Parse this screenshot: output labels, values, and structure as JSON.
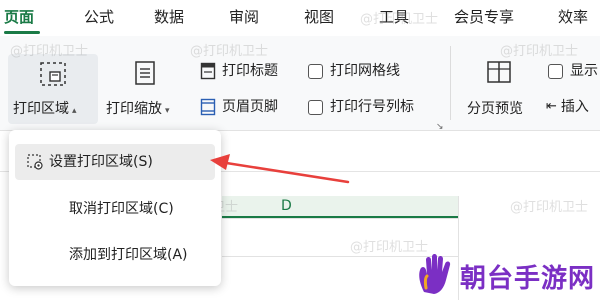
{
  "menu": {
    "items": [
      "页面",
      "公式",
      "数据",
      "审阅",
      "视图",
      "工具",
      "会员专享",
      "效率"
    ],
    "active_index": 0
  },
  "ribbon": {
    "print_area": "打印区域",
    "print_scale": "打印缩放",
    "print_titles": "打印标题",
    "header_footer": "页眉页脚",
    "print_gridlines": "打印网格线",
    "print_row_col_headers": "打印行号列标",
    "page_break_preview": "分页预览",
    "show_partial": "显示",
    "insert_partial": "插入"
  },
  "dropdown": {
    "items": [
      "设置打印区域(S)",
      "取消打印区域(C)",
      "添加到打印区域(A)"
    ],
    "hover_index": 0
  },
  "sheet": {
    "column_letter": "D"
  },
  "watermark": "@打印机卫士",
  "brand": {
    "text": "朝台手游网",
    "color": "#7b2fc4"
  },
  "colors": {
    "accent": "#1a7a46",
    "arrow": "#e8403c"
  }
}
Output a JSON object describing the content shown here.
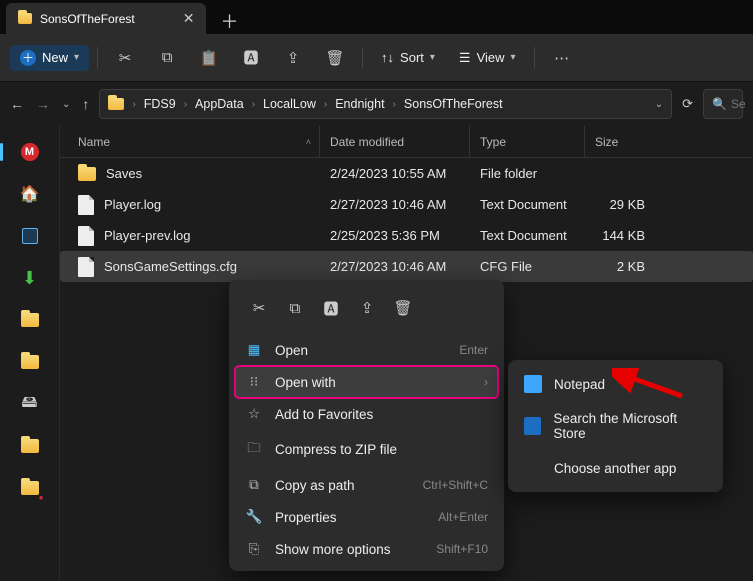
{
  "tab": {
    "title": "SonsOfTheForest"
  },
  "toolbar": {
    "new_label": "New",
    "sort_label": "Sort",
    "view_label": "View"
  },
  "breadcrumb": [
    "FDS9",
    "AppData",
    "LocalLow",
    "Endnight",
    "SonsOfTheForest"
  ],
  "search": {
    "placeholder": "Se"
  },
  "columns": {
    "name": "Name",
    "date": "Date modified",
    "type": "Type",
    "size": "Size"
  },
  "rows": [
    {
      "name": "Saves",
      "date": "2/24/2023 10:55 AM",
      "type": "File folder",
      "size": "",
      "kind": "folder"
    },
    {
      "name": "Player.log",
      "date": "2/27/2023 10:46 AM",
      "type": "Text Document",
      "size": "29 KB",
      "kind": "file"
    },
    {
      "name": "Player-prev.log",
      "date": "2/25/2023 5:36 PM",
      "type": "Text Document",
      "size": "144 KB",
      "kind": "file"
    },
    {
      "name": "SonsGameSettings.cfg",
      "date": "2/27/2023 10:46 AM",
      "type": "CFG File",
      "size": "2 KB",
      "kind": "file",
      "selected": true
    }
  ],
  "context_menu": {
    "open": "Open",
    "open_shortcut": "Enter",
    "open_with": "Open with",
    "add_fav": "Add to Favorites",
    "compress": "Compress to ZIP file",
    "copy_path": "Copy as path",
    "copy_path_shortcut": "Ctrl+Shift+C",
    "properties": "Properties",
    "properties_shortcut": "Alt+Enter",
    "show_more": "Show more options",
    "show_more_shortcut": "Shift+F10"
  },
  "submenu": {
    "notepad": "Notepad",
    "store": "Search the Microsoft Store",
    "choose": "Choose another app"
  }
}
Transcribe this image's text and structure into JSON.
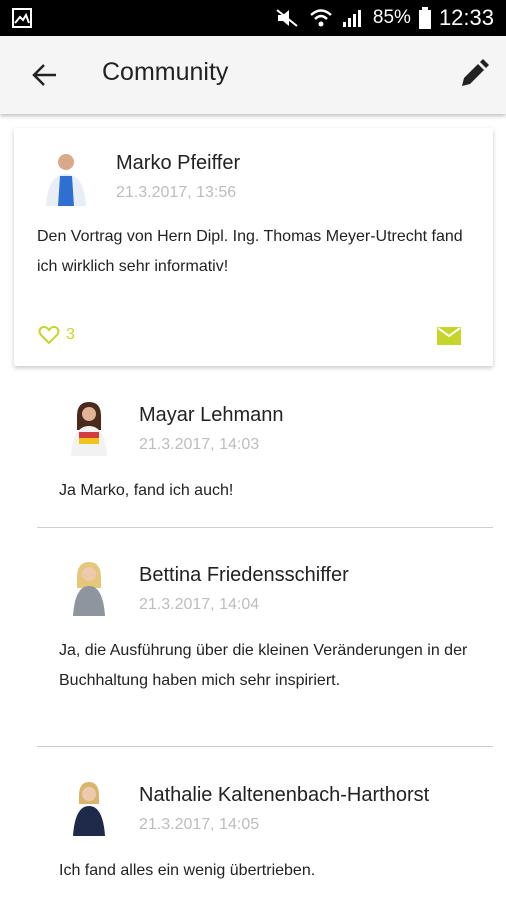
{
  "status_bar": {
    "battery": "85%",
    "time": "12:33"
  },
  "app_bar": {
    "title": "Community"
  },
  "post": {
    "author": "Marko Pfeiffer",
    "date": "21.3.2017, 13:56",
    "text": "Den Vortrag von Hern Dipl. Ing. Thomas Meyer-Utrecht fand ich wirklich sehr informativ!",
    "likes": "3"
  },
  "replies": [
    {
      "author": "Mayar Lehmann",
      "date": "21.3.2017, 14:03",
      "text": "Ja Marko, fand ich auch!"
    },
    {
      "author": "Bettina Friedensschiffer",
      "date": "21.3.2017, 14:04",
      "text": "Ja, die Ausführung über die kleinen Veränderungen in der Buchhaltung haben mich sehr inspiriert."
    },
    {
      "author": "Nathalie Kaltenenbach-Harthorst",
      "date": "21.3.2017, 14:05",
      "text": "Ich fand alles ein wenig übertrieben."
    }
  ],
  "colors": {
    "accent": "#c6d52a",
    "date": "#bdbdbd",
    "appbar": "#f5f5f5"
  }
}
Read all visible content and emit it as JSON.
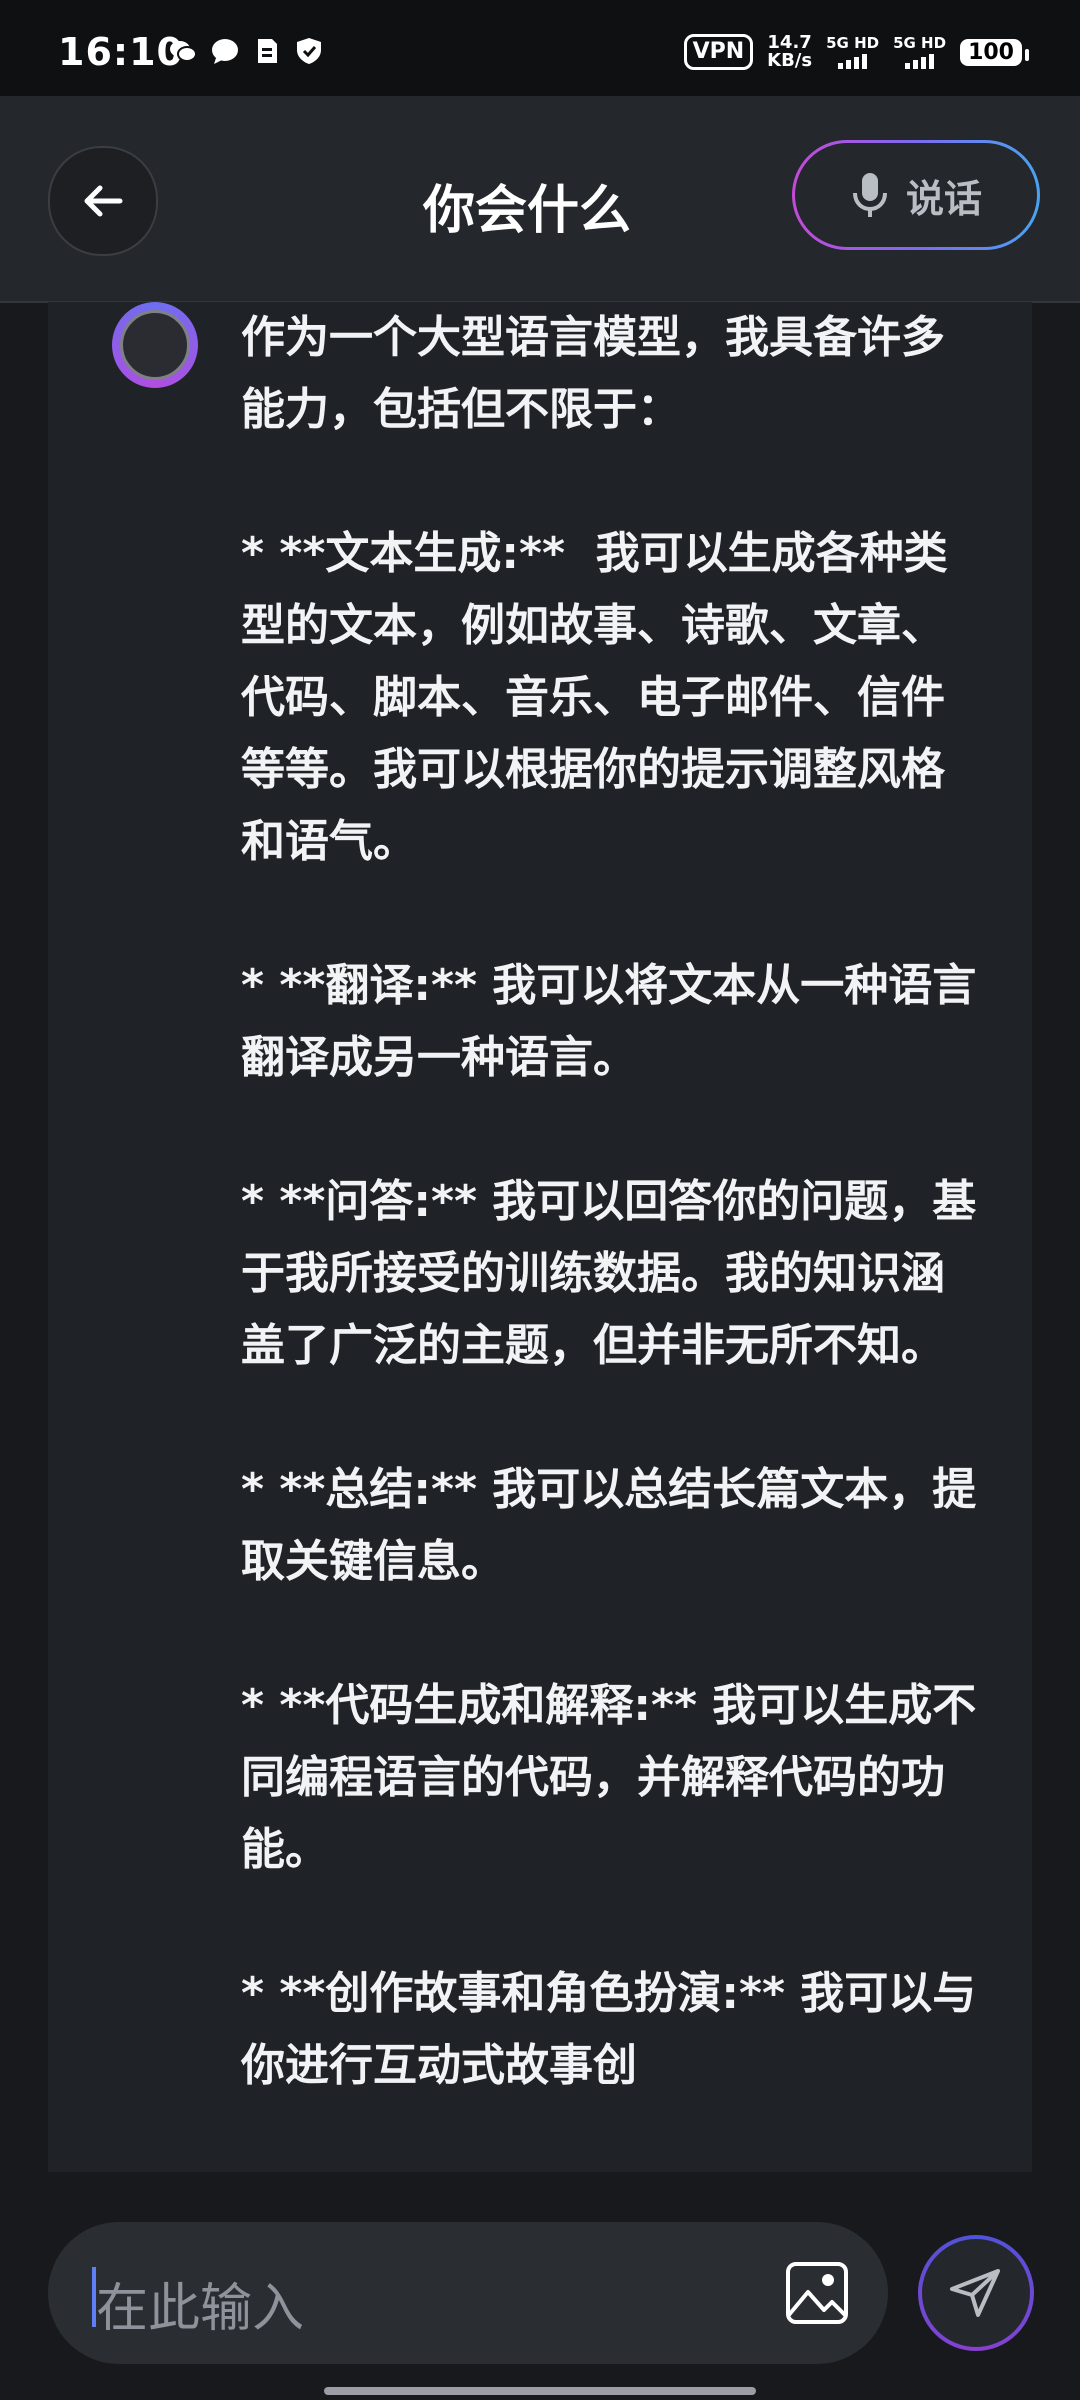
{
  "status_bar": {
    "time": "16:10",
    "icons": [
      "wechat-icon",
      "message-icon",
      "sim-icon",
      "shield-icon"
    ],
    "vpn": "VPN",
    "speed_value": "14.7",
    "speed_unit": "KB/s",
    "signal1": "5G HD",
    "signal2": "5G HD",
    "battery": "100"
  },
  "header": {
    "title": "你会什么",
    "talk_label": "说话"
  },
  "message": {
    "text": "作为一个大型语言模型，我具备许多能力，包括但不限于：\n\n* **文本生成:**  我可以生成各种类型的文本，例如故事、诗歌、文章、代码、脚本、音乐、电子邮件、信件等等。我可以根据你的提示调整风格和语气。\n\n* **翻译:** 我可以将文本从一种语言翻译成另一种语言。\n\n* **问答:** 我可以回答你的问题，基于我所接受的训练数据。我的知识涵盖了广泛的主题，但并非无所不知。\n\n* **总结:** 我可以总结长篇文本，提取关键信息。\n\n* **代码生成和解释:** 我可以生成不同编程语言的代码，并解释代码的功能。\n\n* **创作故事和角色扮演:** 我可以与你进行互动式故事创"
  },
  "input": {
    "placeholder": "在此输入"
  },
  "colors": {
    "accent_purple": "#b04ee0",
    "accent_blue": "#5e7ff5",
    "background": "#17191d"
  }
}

=====

> **OBJECTIVE**
Transcribe each entry above exactly, apart from the pictures.

> **EXERCISE RESPONSE**
Parse this screenshot: output labels, values, and structure as JSON.
{
  "menu": {
    "items": [
      "页面",
      "公式",
      "数据",
      "审阅",
      "视图",
      "工具",
      "会员专享",
      "效率"
    ],
    "active_index": 0
  },
  "ribbon": {
    "print_area": "打印区域",
    "print_scale": "打印缩放",
    "print_titles": "打印标题",
    "header_footer": "页眉页脚",
    "print_gridlines": "打印网格线",
    "print_row_col_headers": "打印行号列标",
    "page_break_preview": "分页预览",
    "show_partial": "显示",
    "insert_partial": "插入"
  },
  "dropdown": {
    "items": [
      "设置打印区域(S)",
      "取消打印区域(C)",
      "添加到打印区域(A)"
    ],
    "hover_index": 0
  },
  "sheet": {
    "column_letter": "D"
  },
  "watermark": "@打印机卫士",
  "brand": {
    "text": "朝台手游网",
    "color": "#7b2fc4"
  },
  "colors": {
    "accent": "#1a7a46",
    "arrow": "#e8403c"
  }
}
Output a JSON object describing the content shown here.
{
  "tab": {
    "title": "SonsOfTheForest"
  },
  "toolbar": {
    "new_label": "New",
    "sort_label": "Sort",
    "view_label": "View"
  },
  "breadcrumb": [
    "FDS9",
    "AppData",
    "LocalLow",
    "Endnight",
    "SonsOfTheForest"
  ],
  "search": {
    "placeholder": "Se"
  },
  "columns": {
    "name": "Name",
    "date": "Date modified",
    "type": "Type",
    "size": "Size"
  },
  "rows": [
    {
      "name": "Saves",
      "date": "2/24/2023 10:55 AM",
      "type": "File folder",
      "size": "",
      "kind": "folder"
    },
    {
      "name": "Player.log",
      "date": "2/27/2023 10:46 AM",
      "type": "Text Document",
      "size": "29 KB",
      "kind": "file"
    },
    {
      "name": "Player-prev.log",
      "date": "2/25/2023 5:36 PM",
      "type": "Text Document",
      "size": "144 KB",
      "kind": "file"
    },
    {
      "name": "SonsGameSettings.cfg",
      "date": "2/27/2023 10:46 AM",
      "type": "CFG File",
      "size": "2 KB",
      "kind": "file",
      "selected": true
    }
  ],
  "context_menu": {
    "open": "Open",
    "open_shortcut": "Enter",
    "open_with": "Open with",
    "add_fav": "Add to Favorites",
    "compress": "Compress to ZIP file",
    "copy_path": "Copy as path",
    "copy_path_shortcut": "Ctrl+Shift+C",
    "properties": "Properties",
    "properties_shortcut": "Alt+Enter",
    "show_more": "Show more options",
    "show_more_shortcut": "Shift+F10"
  },
  "submenu": {
    "notepad": "Notepad",
    "store": "Search the Microsoft Store",
    "choose": "Choose another app"
  }
}
Transcribe this image's text and structure into JSON.
{
  "status_bar": {
    "battery": "85%",
    "time": "12:33"
  },
  "app_bar": {
    "title": "Community"
  },
  "post": {
    "author": "Marko Pfeiffer",
    "date": "21.3.2017, 13:56",
    "text": "Den Vortrag von Hern Dipl. Ing. Thomas Meyer-Utrecht fand ich wirklich sehr informativ!",
    "likes": "3"
  },
  "replies": [
    {
      "author": "Mayar Lehmann",
      "date": "21.3.2017, 14:03",
      "text": "Ja Marko, fand ich auch!"
    },
    {
      "author": "Bettina Friedensschiffer",
      "date": "21.3.2017, 14:04",
      "text": "Ja, die Ausführung über die kleinen Veränderungen in der Buchhaltung haben mich sehr inspiriert."
    },
    {
      "author": "Nathalie Kaltenenbach-Harthorst",
      "date": "21.3.2017, 14:05",
      "text": "Ich fand alles ein wenig übertrieben."
    }
  ],
  "colors": {
    "accent": "#c6d52a",
    "date": "#bdbdbd",
    "appbar": "#f5f5f5"
  }
}
Read all visible content and emit it as JSON.
{
  "status_bar": {
    "time": "16:10",
    "icons": [
      "wechat-icon",
      "message-icon",
      "sim-icon",
      "shield-icon"
    ],
    "vpn": "VPN",
    "speed_value": "14.7",
    "speed_unit": "KB/s",
    "signal1": "5G HD",
    "signal2": "5G HD",
    "battery": "100"
  },
  "header": {
    "title": "你会什么",
    "talk_label": "说话"
  },
  "message": {
    "text": "作为一个大型语言模型，我具备许多能力，包括但不限于：\n\n* **文本生成:**  我可以生成各种类型的文本，例如故事、诗歌、文章、代码、脚本、音乐、电子邮件、信件等等。我可以根据你的提示调整风格和语气。\n\n* **翻译:** 我可以将文本从一种语言翻译成另一种语言。\n\n* **问答:** 我可以回答你的问题，基于我所接受的训练数据。我的知识涵盖了广泛的主题，但并非无所不知。\n\n* **总结:** 我可以总结长篇文本，提取关键信息。\n\n* **代码生成和解释:** 我可以生成不同编程语言的代码，并解释代码的功能。\n\n* **创作故事和角色扮演:** 我可以与你进行互动式故事创"
  },
  "input": {
    "placeholder": "在此输入"
  },
  "colors": {
    "accent_purple": "#b04ee0",
    "accent_blue": "#5e7ff5",
    "background": "#17191d"
  }
}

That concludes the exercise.